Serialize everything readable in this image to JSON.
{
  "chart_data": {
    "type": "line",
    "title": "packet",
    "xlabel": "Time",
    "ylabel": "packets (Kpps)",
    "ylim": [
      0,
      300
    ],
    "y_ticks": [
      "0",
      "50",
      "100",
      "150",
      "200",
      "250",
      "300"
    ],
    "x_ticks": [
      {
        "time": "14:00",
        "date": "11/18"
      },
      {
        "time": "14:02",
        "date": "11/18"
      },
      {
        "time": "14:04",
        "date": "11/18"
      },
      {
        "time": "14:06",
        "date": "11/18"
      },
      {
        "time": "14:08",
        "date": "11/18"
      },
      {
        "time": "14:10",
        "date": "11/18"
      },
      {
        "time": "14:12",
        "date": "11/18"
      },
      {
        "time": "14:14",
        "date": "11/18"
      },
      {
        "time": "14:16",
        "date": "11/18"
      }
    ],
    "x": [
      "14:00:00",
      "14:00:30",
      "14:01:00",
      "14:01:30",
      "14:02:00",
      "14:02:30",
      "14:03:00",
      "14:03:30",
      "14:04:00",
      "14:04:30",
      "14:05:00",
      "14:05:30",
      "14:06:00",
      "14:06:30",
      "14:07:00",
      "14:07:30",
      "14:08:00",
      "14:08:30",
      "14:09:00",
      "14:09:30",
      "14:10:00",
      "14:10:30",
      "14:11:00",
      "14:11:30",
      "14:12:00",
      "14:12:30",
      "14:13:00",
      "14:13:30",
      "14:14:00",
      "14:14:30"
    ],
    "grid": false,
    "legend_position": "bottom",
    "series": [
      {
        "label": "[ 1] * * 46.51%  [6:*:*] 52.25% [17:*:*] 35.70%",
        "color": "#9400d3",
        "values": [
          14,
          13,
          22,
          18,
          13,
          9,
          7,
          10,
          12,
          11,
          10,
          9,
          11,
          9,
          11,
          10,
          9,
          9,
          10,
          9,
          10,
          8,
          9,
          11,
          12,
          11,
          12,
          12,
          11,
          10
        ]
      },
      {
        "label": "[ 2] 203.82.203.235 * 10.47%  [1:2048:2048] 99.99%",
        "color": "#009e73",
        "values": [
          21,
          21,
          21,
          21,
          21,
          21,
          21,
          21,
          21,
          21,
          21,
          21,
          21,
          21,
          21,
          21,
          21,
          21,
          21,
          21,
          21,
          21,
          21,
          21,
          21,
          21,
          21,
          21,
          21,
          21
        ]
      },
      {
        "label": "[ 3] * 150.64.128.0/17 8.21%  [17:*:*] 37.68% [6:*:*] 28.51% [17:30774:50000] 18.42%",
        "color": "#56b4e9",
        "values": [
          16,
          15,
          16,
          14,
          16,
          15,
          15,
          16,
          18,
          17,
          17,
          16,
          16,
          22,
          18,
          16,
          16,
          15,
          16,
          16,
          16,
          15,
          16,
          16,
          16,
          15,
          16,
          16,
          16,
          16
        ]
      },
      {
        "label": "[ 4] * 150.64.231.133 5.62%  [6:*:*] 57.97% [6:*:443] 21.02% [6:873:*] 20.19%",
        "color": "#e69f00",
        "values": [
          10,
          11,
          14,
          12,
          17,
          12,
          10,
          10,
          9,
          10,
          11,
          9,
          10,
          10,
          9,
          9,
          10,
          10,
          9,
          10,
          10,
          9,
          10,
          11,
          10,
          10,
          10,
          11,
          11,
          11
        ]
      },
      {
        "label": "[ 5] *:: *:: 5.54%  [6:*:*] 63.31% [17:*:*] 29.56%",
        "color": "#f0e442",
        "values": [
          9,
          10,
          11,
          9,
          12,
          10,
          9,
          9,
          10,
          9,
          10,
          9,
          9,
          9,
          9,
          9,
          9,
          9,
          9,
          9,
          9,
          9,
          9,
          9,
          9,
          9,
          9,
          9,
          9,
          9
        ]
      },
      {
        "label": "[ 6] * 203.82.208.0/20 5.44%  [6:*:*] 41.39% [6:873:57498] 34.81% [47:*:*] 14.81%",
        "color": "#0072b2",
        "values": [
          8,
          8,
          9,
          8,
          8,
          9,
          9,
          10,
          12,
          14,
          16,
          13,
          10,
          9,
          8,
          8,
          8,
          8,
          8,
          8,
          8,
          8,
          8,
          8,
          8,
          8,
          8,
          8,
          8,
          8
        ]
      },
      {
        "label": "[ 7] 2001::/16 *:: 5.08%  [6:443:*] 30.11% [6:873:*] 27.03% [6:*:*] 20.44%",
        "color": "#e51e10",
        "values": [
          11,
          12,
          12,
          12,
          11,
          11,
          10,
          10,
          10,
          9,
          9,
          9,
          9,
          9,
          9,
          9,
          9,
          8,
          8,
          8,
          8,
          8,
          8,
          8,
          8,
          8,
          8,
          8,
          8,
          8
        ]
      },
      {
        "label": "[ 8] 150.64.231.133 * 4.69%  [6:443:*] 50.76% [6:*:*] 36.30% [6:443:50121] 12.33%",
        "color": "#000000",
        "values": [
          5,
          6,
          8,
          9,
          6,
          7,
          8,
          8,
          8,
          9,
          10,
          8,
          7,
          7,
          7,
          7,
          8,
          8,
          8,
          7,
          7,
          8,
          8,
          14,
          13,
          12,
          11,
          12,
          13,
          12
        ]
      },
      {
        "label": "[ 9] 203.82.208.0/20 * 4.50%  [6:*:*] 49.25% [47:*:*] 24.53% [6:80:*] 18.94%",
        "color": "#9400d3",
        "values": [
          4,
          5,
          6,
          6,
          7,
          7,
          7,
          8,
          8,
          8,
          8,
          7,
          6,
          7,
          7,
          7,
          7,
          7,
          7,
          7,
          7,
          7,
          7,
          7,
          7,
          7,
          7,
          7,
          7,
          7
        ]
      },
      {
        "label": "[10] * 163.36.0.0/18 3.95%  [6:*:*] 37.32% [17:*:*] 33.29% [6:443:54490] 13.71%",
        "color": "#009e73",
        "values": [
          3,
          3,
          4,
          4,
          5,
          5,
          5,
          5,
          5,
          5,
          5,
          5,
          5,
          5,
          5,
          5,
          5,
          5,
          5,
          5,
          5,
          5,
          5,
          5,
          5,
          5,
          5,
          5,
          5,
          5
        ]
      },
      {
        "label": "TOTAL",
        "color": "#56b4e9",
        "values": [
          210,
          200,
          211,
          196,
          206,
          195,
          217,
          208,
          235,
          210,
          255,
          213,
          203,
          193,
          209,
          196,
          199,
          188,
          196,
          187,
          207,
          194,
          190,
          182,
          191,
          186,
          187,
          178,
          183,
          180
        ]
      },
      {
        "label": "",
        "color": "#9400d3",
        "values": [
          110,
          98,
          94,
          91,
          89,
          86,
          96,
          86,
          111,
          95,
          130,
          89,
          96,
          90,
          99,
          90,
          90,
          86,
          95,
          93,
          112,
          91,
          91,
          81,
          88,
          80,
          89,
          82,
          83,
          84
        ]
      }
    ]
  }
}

§ §

### Task to complete
Return the listing above in full, character for character.

### Output of the exercise
Serialize everything readable in this image to JSON.
{
  "chart_data": {
    "type": "line",
    "title": "packet",
    "xlabel": "Time",
    "ylabel": "packets (Kpps)",
    "ylim": [
      0,
      300
    ],
    "y_ticks": [
      "0",
      "50",
      "100",
      "150",
      "200",
      "250",
      "300"
    ],
    "x_ticks": [
      {
        "time": "14:00",
        "date": "11/18"
      },
      {
        "time": "14:02",
        "date": "11/18"
      },
      {
        "time": "14:04",
        "date": "11/18"
      },
      {
        "time": "14:06",
        "date": "11/18"
      },
      {
        "time": "14:08",
        "date": "11/18"
      },
      {
        "time": "14:10",
        "date": "11/18"
      },
      {
        "time": "14:12",
        "date": "11/18"
      },
      {
        "time": "14:14",
        "date": "11/18"
      },
      {
        "time": "14:16",
        "date": "11/18"
      }
    ],
    "x": [
      "14:00:00",
      "14:00:30",
      "14:01:00",
      "14:01:30",
      "14:02:00",
      "14:02:30",
      "14:03:00",
      "14:03:30",
      "14:04:00",
      "14:04:30",
      "14:05:00",
      "14:05:30",
      "14:06:00",
      "14:06:30",
      "14:07:00",
      "14:07:30",
      "14:08:00",
      "14:08:30",
      "14:09:00",
      "14:09:30",
      "14:10:00",
      "14:10:30",
      "14:11:00",
      "14:11:30",
      "14:12:00",
      "14:12:30",
      "14:13:00",
      "14:13:30",
      "14:14:00",
      "14:14:30"
    ],
    "grid": false,
    "legend_position": "bottom",
    "series": [
      {
        "label": "[ 1] * * 46.51%  [6:*:*] 52.25% [17:*:*] 35.70%",
        "color": "#9400d3",
        "values": [
          14,
          13,
          22,
          18,
          13,
          9,
          7,
          10,
          12,
          11,
          10,
          9,
          11,
          9,
          11,
          10,
          9,
          9,
          10,
          9,
          10,
          8,
          9,
          11,
          12,
          11,
          12,
          12,
          11,
          10
        ]
      },
      {
        "label": "[ 2] 203.82.203.235 * 10.47%  [1:2048:2048] 99.99%",
        "color": "#009e73",
        "values": [
          21,
          21,
          21,
          21,
          21,
          21,
          21,
          21,
          21,
          21,
          21,
          21,
          21,
          21,
          21,
          21,
          21,
          21,
          21,
          21,
          21,
          21,
          21,
          21,
          21,
          21,
          21,
          21,
          21,
          21
        ]
      },
      {
        "label": "[ 3] * 150.64.128.0/17 8.21%  [17:*:*] 37.68% [6:*:*] 28.51% [17:30774:50000] 18.42%",
        "color": "#56b4e9",
        "values": [
          16,
          15,
          16,
          14,
          16,
          15,
          15,
          16,
          18,
          17,
          17,
          16,
          16,
          22,
          18,
          16,
          16,
          15,
          16,
          16,
          16,
          15,
          16,
          16,
          16,
          15,
          16,
          16,
          16,
          16
        ]
      },
      {
        "label": "[ 4] * 150.64.231.133 5.62%  [6:*:*] 57.97% [6:*:443] 21.02% [6:873:*] 20.19%",
        "color": "#e69f00",
        "values": [
          10,
          11,
          14,
          12,
          17,
          12,
          10,
          10,
          9,
          10,
          11,
          9,
          10,
          10,
          9,
          9,
          10,
          10,
          9,
          10,
          10,
          9,
          10,
          11,
          10,
          10,
          10,
          11,
          11,
          11
        ]
      },
      {
        "label": "[ 5] *:: *:: 5.54%  [6:*:*] 63.31% [17:*:*] 29.56%",
        "color": "#f0e442",
        "values": [
          9,
          10,
          11,
          9,
          12,
          10,
          9,
          9,
          10,
          9,
          10,
          9,
          9,
          9,
          9,
          9,
          9,
          9,
          9,
          9,
          9,
          9,
          9,
          9,
          9,
          9,
          9,
          9,
          9,
          9
        ]
      },
      {
        "label": "[ 6] * 203.82.208.0/20 5.44%  [6:*:*] 41.39% [6:873:57498] 34.81% [47:*:*] 14.81%",
        "color": "#0072b2",
        "values": [
          8,
          8,
          9,
          8,
          8,
          9,
          9,
          10,
          12,
          14,
          16,
          13,
          10,
          9,
          8,
          8,
          8,
          8,
          8,
          8,
          8,
          8,
          8,
          8,
          8,
          8,
          8,
          8,
          8,
          8
        ]
      },
      {
        "label": "[ 7] 2001::/16 *:: 5.08%  [6:443:*] 30.11% [6:873:*] 27.03% [6:*:*] 20.44%",
        "color": "#e51e10",
        "values": [
          11,
          12,
          12,
          12,
          11,
          11,
          10,
          10,
          10,
          9,
          9,
          9,
          9,
          9,
          9,
          9,
          9,
          8,
          8,
          8,
          8,
          8,
          8,
          8,
          8,
          8,
          8,
          8,
          8,
          8
        ]
      },
      {
        "label": "[ 8] 150.64.231.133 * 4.69%  [6:443:*] 50.76% [6:*:*] 36.30% [6:443:50121] 12.33%",
        "color": "#000000",
        "values": [
          5,
          6,
          8,
          9,
          6,
          7,
          8,
          8,
          8,
          9,
          10,
          8,
          7,
          7,
          7,
          7,
          8,
          8,
          8,
          7,
          7,
          8,
          8,
          14,
          13,
          12,
          11,
          12,
          13,
          12
        ]
      },
      {
        "label": "[ 9] 203.82.208.0/20 * 4.50%  [6:*:*] 49.25% [47:*:*] 24.53% [6:80:*] 18.94%",
        "color": "#9400d3",
        "values": [
          4,
          5,
          6,
          6,
          7,
          7,
          7,
          8,
          8,
          8,
          8,
          7,
          6,
          7,
          7,
          7,
          7,
          7,
          7,
          7,
          7,
          7,
          7,
          7,
          7,
          7,
          7,
          7,
          7,
          7
        ]
      },
      {
        "label": "[10] * 163.36.0.0/18 3.95%  [6:*:*] 37.32% [17:*:*] 33.29% [6:443:54490] 13.71%",
        "color": "#009e73",
        "values": [
          3,
          3,
          4,
          4,
          5,
          5,
          5,
          5,
          5,
          5,
          5,
          5,
          5,
          5,
          5,
          5,
          5,
          5,
          5,
          5,
          5,
          5,
          5,
          5,
          5,
          5,
          5,
          5,
          5,
          5
        ]
      },
      {
        "label": "TOTAL",
        "color": "#56b4e9",
        "values": [
          210,
          200,
          211,
          196,
          206,
          195,
          217,
          208,
          235,
          210,
          255,
          213,
          203,
          193,
          209,
          196,
          199,
          188,
          196,
          187,
          207,
          194,
          190,
          182,
          191,
          186,
          187,
          178,
          183,
          180
        ]
      },
      {
        "label": "",
        "color": "#9400d3",
        "values": [
          110,
          98,
          94,
          91,
          89,
          86,
          96,
          86,
          111,
          95,
          130,
          89,
          96,
          90,
          99,
          90,
          90,
          86,
          95,
          93,
          112,
          91,
          91,
          81,
          88,
          80,
          89,
          82,
          83,
          84
        ]
      }
    ]
  }
}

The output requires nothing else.